◆ **Extracted information**:
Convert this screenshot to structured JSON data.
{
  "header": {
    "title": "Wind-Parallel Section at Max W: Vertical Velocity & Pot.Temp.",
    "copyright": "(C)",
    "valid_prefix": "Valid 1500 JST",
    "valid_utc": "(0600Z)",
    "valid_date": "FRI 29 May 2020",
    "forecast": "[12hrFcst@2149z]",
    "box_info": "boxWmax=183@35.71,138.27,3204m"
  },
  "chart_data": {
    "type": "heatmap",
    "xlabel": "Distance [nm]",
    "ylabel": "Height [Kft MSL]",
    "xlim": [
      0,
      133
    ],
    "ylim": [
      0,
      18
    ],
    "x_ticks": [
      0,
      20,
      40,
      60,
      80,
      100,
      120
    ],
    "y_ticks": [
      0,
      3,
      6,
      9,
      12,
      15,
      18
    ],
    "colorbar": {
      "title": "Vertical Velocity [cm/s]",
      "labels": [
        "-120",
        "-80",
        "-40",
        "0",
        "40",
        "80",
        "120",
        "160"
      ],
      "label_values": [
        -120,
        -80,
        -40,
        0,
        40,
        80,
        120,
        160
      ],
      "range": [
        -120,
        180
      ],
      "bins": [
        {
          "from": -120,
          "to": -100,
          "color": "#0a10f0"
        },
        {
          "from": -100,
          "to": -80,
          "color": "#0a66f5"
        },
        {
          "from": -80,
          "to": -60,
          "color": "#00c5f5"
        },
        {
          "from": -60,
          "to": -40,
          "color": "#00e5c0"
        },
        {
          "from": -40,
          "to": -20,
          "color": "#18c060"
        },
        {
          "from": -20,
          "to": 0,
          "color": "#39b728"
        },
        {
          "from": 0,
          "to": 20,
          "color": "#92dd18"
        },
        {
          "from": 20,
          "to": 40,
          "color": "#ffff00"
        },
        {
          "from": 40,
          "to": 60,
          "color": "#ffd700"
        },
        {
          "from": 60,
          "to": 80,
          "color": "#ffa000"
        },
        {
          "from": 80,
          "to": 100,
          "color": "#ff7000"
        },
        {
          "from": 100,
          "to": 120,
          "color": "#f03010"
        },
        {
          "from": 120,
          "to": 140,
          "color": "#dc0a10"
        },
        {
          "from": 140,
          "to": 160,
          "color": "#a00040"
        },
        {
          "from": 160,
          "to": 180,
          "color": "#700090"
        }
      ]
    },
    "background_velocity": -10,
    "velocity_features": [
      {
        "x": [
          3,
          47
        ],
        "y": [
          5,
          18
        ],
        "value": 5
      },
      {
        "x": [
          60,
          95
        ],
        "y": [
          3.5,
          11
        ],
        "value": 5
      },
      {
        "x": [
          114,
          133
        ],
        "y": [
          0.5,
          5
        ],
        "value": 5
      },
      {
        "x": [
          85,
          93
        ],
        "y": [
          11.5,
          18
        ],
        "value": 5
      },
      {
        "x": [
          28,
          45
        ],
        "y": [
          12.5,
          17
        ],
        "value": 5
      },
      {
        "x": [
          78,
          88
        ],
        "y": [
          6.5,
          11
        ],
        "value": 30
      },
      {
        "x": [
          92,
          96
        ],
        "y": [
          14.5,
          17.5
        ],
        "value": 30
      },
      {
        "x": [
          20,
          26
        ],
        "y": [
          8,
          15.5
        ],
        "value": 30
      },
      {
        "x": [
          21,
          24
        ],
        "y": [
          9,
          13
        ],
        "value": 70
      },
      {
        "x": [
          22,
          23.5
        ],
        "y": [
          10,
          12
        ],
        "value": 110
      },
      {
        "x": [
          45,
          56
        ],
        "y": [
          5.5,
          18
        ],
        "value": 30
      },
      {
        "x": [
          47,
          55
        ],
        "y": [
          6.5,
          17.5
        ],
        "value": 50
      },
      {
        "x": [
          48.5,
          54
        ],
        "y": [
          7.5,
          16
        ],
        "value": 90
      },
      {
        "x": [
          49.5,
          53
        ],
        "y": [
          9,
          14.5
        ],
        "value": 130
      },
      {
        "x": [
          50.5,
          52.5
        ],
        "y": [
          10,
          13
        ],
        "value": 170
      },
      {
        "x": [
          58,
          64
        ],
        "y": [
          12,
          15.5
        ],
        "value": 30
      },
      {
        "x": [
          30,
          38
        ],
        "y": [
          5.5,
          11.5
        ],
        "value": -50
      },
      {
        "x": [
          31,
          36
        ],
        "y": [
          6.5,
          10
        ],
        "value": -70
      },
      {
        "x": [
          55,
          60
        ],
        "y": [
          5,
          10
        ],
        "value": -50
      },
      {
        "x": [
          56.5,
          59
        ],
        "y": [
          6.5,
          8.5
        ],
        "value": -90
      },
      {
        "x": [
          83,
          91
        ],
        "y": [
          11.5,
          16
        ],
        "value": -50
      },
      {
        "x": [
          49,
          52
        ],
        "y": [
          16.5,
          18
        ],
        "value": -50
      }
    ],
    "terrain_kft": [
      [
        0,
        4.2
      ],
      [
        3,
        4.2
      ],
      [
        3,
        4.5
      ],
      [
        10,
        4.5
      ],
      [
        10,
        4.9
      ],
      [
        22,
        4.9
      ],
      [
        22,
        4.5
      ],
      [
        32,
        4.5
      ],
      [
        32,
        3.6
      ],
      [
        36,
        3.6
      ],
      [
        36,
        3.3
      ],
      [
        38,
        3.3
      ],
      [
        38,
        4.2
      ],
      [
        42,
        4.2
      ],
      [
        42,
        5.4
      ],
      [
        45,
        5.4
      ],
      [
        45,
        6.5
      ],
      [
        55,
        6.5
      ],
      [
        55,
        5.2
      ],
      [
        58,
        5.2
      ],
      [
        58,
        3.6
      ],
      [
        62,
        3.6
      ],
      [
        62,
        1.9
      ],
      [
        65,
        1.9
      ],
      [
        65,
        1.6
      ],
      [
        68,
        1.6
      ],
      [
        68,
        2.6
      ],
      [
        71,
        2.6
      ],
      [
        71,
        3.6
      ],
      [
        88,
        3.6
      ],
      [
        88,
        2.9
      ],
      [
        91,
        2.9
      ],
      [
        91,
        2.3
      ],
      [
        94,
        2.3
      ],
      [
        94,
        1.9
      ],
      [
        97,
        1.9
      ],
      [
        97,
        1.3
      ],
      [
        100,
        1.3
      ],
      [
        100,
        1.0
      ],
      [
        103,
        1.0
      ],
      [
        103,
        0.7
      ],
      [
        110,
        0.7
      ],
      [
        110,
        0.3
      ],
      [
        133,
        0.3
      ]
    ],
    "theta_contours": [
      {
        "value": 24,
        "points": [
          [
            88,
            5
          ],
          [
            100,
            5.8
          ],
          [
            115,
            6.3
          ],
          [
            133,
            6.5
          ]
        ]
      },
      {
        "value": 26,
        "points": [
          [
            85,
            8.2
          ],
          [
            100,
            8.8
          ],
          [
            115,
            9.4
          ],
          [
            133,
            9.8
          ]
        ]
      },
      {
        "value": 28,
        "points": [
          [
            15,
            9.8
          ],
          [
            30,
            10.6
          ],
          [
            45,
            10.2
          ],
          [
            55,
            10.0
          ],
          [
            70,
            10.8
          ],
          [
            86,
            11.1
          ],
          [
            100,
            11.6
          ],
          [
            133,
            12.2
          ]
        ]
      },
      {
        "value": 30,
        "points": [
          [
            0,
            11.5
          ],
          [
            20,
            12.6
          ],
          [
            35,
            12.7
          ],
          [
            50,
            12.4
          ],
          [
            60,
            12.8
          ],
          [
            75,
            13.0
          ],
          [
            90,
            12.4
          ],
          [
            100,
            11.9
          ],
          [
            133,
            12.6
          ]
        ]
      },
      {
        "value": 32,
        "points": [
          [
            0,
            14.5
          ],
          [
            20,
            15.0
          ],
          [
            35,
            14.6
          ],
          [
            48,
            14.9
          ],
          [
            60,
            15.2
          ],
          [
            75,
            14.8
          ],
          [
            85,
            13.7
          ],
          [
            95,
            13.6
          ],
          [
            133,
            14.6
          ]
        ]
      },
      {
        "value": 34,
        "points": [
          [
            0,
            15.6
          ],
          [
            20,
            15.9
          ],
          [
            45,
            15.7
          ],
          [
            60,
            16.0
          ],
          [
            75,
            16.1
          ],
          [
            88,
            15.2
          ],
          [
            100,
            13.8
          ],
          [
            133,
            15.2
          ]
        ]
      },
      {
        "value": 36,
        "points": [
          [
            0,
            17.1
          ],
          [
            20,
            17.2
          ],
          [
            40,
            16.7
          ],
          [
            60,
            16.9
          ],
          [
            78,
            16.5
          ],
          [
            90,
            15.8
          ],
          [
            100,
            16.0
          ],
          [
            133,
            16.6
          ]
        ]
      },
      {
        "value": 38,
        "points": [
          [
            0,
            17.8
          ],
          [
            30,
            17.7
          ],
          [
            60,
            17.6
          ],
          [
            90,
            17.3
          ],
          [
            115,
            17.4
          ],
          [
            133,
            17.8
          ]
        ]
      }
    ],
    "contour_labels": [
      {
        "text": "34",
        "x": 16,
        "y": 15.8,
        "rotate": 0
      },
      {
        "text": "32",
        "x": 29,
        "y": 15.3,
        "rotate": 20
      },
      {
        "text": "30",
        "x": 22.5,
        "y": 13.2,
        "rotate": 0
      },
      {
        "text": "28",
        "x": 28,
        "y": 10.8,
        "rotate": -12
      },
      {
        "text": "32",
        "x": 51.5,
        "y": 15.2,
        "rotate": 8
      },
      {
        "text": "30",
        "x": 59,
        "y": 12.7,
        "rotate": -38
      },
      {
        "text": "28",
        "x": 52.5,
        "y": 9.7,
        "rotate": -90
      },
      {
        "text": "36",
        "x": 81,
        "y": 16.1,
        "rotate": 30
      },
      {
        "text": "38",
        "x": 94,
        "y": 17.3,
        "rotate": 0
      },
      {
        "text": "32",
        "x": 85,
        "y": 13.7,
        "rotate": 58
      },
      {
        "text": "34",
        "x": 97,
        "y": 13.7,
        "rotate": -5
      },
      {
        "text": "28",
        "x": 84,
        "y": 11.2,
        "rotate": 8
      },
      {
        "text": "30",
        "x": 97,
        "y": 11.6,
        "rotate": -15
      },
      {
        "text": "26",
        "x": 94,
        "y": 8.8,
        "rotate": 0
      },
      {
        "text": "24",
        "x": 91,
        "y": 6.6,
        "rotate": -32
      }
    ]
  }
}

◆ **Given exercise**: Every line in the data above that contains "Vertical" needs to be copied.

◆ **Written solution**:
    "title": "Wind-Parallel Section at Max W: Vertical Velocity & Pot.Temp.",
      "title": "Vertical Velocity [cm/s]",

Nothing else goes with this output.